EXERCISE GOAL
Copy each line in which the string "money" occurs.

DATA RECORDS
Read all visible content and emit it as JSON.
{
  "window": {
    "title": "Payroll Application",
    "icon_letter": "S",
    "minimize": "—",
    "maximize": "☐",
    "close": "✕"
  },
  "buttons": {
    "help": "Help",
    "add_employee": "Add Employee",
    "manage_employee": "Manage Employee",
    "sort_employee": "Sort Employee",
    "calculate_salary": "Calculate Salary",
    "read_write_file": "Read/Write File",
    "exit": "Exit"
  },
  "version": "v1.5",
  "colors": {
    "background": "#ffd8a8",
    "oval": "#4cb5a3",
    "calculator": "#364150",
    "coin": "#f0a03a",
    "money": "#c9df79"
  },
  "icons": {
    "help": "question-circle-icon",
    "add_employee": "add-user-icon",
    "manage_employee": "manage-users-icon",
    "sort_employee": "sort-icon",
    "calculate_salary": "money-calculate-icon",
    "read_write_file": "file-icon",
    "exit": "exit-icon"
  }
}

TASK RESPONSE
    "money": "#c9df79"
    "calculate_salary": "money-calculate-icon",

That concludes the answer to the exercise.